--- START LISTED RECORDS ---
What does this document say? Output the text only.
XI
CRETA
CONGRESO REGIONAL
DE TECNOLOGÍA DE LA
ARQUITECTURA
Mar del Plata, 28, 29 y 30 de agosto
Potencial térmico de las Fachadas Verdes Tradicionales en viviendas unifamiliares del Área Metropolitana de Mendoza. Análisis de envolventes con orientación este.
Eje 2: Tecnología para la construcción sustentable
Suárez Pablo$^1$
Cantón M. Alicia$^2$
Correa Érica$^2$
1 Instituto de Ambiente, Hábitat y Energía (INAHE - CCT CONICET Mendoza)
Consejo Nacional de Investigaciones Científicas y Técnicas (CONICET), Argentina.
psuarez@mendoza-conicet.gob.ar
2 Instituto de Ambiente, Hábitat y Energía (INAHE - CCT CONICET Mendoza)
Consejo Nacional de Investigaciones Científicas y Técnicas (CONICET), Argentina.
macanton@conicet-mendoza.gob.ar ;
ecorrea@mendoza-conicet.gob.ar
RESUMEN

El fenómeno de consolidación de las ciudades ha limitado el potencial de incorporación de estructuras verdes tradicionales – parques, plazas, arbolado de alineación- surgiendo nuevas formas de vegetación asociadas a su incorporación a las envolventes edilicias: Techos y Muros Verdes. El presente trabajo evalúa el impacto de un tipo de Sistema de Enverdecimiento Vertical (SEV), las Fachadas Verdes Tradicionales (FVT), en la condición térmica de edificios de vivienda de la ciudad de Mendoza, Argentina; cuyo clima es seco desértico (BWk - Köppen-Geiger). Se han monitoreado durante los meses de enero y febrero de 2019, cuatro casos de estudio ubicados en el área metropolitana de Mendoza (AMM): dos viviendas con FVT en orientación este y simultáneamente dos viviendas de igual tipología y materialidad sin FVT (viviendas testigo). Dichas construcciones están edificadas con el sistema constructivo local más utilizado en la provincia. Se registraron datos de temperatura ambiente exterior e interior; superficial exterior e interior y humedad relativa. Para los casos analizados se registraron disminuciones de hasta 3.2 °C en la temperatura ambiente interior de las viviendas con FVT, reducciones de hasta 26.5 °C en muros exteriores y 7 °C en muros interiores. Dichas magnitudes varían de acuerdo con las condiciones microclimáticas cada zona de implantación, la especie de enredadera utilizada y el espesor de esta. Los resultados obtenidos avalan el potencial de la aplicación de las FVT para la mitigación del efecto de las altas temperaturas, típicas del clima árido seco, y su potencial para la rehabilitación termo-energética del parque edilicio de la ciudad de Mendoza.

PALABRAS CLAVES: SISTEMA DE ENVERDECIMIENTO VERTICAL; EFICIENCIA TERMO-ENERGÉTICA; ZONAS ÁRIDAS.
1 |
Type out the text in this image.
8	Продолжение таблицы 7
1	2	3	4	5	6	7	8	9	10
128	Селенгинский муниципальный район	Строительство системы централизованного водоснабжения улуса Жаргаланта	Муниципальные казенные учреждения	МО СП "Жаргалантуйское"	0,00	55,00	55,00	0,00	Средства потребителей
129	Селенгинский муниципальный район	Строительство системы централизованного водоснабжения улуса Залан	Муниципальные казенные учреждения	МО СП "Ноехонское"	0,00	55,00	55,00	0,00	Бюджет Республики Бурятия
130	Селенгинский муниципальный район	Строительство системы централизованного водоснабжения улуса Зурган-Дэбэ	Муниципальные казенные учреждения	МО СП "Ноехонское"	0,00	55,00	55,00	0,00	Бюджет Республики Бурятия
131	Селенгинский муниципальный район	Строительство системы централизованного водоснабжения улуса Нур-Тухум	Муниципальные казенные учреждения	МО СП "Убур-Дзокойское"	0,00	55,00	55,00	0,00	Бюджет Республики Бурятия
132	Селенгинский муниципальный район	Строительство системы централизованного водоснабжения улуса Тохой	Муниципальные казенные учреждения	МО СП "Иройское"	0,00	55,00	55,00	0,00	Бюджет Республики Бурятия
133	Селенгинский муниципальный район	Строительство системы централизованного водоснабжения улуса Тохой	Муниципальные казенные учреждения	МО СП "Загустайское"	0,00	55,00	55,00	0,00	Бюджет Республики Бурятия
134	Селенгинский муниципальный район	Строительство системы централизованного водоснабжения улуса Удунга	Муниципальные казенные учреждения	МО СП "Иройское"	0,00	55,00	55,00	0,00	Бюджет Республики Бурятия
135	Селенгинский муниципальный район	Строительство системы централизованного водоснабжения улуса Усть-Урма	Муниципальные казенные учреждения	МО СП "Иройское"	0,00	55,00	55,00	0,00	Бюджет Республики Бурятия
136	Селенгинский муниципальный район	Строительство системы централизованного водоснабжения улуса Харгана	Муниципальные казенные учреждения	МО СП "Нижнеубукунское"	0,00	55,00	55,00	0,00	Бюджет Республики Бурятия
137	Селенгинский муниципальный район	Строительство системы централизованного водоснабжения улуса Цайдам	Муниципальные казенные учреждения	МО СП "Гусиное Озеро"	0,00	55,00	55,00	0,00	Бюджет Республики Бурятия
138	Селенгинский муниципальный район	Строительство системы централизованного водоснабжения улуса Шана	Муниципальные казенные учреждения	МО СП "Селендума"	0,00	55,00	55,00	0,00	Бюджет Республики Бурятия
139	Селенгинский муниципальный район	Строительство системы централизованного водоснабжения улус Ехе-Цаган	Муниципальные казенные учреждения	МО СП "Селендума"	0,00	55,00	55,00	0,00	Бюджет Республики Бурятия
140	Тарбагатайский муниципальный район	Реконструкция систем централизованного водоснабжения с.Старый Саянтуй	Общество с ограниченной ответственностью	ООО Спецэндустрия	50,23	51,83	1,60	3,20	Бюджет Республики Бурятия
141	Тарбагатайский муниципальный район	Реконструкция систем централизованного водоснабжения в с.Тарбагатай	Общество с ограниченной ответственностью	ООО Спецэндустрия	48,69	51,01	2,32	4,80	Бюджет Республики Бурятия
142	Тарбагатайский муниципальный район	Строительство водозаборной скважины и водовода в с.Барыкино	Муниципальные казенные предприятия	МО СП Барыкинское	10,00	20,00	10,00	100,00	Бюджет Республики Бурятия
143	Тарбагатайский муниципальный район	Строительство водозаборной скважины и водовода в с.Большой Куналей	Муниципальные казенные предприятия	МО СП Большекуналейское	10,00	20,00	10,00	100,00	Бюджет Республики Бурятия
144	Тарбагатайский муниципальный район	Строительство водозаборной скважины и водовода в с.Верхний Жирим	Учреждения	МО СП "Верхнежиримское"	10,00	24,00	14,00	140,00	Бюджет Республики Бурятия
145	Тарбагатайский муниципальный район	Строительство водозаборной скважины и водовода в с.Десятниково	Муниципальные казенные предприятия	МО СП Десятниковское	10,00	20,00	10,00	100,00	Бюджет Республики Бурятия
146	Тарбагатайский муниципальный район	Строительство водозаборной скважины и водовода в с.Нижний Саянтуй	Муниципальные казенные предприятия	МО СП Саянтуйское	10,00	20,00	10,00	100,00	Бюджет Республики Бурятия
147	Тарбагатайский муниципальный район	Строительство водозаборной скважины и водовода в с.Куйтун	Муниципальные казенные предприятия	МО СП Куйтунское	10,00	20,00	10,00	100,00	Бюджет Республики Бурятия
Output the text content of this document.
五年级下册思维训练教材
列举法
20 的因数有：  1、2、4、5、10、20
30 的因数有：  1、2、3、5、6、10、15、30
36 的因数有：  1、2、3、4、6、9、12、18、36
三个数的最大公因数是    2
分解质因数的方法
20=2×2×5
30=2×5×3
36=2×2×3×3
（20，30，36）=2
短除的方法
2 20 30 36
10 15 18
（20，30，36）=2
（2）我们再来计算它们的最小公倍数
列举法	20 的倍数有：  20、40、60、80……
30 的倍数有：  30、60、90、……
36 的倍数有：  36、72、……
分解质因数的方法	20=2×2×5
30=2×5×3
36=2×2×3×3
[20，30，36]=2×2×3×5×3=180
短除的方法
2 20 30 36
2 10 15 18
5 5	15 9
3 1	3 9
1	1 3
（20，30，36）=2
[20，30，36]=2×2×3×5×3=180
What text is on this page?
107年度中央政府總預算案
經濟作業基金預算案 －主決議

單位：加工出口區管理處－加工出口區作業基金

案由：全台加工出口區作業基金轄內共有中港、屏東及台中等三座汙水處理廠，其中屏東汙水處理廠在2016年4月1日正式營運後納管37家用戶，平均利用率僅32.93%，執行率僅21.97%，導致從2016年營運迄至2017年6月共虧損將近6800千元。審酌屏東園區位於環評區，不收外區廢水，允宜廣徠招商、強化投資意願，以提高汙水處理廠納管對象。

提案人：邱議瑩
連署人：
--- END LISTED RECORDS ---
(WHAT TO WORK ON):
In the records above, locate the line that contains "Output the text content of this document.". Repeat it and every line after it, exactly, and nothing else.

(FINAL RESULT):
Output the text content of this document.
五年级下册思维训练教材
列举法
20 的因数有：  1、2、4、5、10、20
30 的因数有：  1、2、3、5、6、10、15、30
36 的因数有：  1、2、3、4、6、9、12、18、36
三个数的最大公因数是    2
分解质因数的方法
20=2×2×5
30=2×5×3
36=2×2×3×3
（20，30，36）=2
短除的方法
2 20 30 36
10 15 18
（20，30，36）=2
（2）我们再来计算它们的最小公倍数
列举法	20 的倍数有：  20、40、60、80……
30 的倍数有：  30、60、90、……
36 的倍数有：  36、72、……
分解质因数的方法	20=2×2×5
30=2×5×3
36=2×2×3×3
[20，30，36]=2×2×3×5×3=180
短除的方法
2 20 30 36
2 10 15 18
5 5	15 9
3 1	3 9
1	1 3
（20，30，36）=2
[20，30，36]=2×2×3×5×3=180
What text is on this page?
107年度中央政府總預算案
經濟作業基金預算案 －主決議

單位：加工出口區管理處－加工出口區作業基金

案由：全台加工出口區作業基金轄內共有中港、屏東及台中等三座汙水處理廠，其中屏東汙水處理廠在2016年4月1日正式營運後納管37家用戶，平均利用率僅32.93%，執行率僅21.97%，導致從2016年營運迄至2017年6月共虧損將近6800千元。審酌屏東園區位於環評區，不收外區廢水，允宜廣徠招商、強化投資意願，以提高汙水處理廠納管對象。

提案人：邱議瑩
連署人：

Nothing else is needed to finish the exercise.